◆ TEXT PROVIDED:
Both official Chinese and exile Tibetan responses
to the protests that broke across Tibet last
month followed a familiar, worn-out script. For
the Tibetan exiles and their international
supporters, this was a last gasp for independence
by the victims of cultural genocide. For the
Chinese government this was premeditated mayhem
orchestrated by the "Dalai clique" and "criminal
elements" bent on splitting China. Both sides have it wrong.

Certainly, Tibetan exile flags and "free Tibet"
slogans were features of Tibet's biggest and most
violent protests in decades, but it is simplistic
to see the widespread discontent on the Tibet
Plateau as a bid for freedom by an oppressed
people. Protests in Lhasa began with Tibetan
monks using the anniversary of the Dalai Lama's
flight into exile (March 10, 1959) to peacefully
demonstrate against tight religious controls,
including patriotic education campaigns and
forced denunciations of the Dalai Lama, but they
were soon joined by ordinary Tibetans who used
violence against non-Tibetans and their property.
Victims included Muslim traders as well as Han Chinese.

Tibetan monks in Dharamsala, India pray for
demonstrators in Tibet, March 18, 2008

As an initial media blackout turned into a media
avalanche focused on the violence, many Chinese
became confused and angry. Some enraged Chinese
bloggers demanded Tibetan blood in return, but
most Chinese were simply baffled by what they saw
as Tibetan ingratitude for years of central
government financial transfers that have resulted
in rapid growth in the region's economy and a surge in incomes.

Indeed, state transfers to Tibetan areas in
recent years have been astronomical in proportion
to the size of the local economy. Before
completing the world's highest railway in 2006,
China announced 180 other major infrastructure
projects for the Tibet Autonomous Region worth
77.8 billion yuan (around $10.2 billion) to be
constructed during 2006-10. The scale of these
investments becomes apparent when measured
against the TAR'S GDP, which was 29.1 billion
yuan in 2006. In fact, state subsidies account for around 75% of the TAR'S GDP.

◆ GIVEN PROBLEM: Copy the passage above about the Tibet protests word for word, from start to finish.

◆ GIVEN INFORMATION:
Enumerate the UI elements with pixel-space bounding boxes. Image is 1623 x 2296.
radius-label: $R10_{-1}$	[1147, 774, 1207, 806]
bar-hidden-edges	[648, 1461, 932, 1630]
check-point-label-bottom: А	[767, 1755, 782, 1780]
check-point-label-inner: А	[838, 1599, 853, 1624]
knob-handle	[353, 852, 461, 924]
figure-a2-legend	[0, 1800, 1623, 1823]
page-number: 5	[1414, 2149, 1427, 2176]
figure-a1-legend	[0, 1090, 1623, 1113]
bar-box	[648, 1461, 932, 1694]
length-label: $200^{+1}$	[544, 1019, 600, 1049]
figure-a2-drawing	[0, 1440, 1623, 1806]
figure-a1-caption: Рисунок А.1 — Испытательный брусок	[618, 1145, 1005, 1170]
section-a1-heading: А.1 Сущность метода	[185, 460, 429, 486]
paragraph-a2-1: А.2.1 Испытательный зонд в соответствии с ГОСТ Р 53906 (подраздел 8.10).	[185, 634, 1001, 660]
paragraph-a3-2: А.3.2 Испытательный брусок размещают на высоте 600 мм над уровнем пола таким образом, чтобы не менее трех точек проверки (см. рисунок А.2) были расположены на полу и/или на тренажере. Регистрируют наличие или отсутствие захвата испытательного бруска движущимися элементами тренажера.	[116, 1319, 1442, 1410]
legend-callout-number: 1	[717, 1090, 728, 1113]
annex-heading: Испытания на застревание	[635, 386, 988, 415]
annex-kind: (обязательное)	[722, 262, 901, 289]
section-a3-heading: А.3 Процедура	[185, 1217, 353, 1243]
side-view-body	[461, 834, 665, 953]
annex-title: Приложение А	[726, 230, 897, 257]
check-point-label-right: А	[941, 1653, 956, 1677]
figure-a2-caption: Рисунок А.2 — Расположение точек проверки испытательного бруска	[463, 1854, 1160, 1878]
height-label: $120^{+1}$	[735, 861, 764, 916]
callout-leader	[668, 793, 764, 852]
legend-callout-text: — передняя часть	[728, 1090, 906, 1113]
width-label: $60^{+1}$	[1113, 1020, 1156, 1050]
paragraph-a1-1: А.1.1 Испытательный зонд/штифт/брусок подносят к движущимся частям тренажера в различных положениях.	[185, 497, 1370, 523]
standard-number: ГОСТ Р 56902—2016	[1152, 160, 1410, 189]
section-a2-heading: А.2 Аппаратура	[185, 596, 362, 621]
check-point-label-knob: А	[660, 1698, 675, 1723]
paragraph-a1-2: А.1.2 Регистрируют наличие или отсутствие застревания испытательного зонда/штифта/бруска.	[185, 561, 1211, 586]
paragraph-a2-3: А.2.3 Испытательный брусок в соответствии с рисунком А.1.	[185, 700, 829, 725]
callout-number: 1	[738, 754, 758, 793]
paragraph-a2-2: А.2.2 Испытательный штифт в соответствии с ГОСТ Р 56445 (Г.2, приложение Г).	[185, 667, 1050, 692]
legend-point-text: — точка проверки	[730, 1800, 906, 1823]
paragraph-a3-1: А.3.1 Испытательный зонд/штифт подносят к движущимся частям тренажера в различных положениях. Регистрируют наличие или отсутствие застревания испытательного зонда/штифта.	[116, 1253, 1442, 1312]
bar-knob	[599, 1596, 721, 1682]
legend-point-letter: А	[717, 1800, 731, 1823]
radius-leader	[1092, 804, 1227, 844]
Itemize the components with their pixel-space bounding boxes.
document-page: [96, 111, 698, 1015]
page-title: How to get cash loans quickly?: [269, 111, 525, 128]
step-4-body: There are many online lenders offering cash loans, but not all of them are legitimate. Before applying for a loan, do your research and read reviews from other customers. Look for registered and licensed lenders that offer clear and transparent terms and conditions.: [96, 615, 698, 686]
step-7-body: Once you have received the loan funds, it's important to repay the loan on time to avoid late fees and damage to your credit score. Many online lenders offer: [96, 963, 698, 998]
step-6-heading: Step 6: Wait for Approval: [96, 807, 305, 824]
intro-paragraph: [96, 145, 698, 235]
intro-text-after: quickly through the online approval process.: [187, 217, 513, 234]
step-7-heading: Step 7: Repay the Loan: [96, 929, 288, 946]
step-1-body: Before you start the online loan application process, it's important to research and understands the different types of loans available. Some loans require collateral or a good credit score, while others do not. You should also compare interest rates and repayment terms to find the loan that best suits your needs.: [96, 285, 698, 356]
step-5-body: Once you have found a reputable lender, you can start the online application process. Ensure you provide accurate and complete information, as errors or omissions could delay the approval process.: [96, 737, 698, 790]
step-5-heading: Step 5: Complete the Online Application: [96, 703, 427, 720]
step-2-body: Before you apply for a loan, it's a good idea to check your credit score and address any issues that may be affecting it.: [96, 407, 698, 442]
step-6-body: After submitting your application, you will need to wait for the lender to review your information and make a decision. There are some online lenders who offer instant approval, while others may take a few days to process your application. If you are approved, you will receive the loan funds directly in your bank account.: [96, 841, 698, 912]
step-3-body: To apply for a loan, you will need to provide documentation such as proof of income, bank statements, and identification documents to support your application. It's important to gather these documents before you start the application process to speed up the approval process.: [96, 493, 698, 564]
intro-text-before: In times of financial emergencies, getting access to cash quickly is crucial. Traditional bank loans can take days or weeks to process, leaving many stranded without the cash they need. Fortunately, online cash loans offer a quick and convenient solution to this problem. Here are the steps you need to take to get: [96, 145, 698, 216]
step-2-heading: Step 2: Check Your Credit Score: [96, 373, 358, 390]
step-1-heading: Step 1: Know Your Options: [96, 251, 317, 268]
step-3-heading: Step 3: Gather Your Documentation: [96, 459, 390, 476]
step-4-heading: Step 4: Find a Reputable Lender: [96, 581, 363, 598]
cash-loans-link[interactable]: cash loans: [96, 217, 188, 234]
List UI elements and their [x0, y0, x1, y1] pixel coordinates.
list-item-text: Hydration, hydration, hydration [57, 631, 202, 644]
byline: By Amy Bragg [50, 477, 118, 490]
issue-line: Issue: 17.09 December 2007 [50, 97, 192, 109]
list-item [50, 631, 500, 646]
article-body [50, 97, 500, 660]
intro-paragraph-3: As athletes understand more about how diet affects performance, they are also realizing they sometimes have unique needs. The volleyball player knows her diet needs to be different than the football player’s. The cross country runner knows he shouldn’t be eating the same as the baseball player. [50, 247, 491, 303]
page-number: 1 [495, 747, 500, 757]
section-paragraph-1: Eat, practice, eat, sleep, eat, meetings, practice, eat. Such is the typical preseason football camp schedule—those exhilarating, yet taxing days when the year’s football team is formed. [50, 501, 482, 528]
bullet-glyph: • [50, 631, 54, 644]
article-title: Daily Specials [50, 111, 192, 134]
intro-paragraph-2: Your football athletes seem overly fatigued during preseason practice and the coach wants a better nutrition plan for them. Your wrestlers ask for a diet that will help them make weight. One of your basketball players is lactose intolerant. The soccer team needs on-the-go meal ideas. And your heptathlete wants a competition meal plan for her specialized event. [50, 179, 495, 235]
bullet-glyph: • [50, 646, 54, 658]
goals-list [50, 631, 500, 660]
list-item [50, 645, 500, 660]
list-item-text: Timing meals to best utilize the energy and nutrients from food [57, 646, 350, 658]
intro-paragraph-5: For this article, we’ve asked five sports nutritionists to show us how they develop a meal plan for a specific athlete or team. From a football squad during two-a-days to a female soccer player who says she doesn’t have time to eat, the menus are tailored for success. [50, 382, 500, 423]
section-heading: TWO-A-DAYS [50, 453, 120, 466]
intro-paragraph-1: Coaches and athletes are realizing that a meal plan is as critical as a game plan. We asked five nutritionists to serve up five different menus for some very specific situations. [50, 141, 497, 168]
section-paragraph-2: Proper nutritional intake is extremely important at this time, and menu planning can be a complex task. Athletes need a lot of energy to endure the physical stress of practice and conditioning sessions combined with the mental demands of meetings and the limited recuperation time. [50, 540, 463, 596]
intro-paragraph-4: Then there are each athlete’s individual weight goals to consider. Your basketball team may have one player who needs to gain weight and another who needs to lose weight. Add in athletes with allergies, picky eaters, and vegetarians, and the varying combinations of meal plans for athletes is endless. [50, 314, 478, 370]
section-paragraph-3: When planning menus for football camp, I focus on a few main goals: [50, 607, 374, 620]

◆ COMPLETE ANSWER:
Both official Chinese and exile Tibetan responses
to the protests that broke across Tibet last
month followed a familiar, worn-out script. For
the Tibetan exiles and their international
supporters, this was a last gasp for independence
by the victims of cultural genocide. For the
Chinese government this was premeditated mayhem
orchestrated by the "Dalai clique" and "criminal
elements" bent on splitting China. Both sides have it wrong.

Certainly, Tibetan exile flags and "free Tibet"
slogans were features of Tibet's biggest and most
violent protests in decades, but it is simplistic
to see the widespread discontent on the Tibet
Plateau as a bid for freedom by an oppressed
people. Protests in Lhasa began with Tibetan
monks using the anniversary of the Dalai Lama's
flight into exile (March 10, 1959) to peacefully
demonstrate against tight religious controls,
including patriotic education campaigns and
forced denunciations of the Dalai Lama, but they
were soon joined by ordinary Tibetans who used
violence against non-Tibetans and their property.
Victims included Muslim traders as well as Han Chinese.

Tibetan monks in Dharamsala, India pray for
demonstrators in Tibet, March 18, 2008

As an initial media blackout turned into a media
avalanche focused on the violence, many Chinese
became confused and angry. Some enraged Chinese
bloggers demanded Tibetan blood in return, but
most Chinese were simply baffled by what they saw
as Tibetan ingratitude for years of central
government financial transfers that have resulted
in rapid growth in the region's economy and a surge in incomes.

Indeed, state transfers to Tibetan areas in
recent years have been astronomical in proportion
to the size of the local economy. Before
completing the world's highest railway in 2006,
China announced 180 other major infrastructure
projects for the Tibet Autonomous Region worth
77.8 billion yuan (around $10.2 billion) to be
constructed during 2006-10. The scale of these
investments becomes apparent when measured
against the TAR'S GDP, which was 29.1 billion
yuan in 2006. In fact, state subsidies account for around 75% of the TAR'S GDP.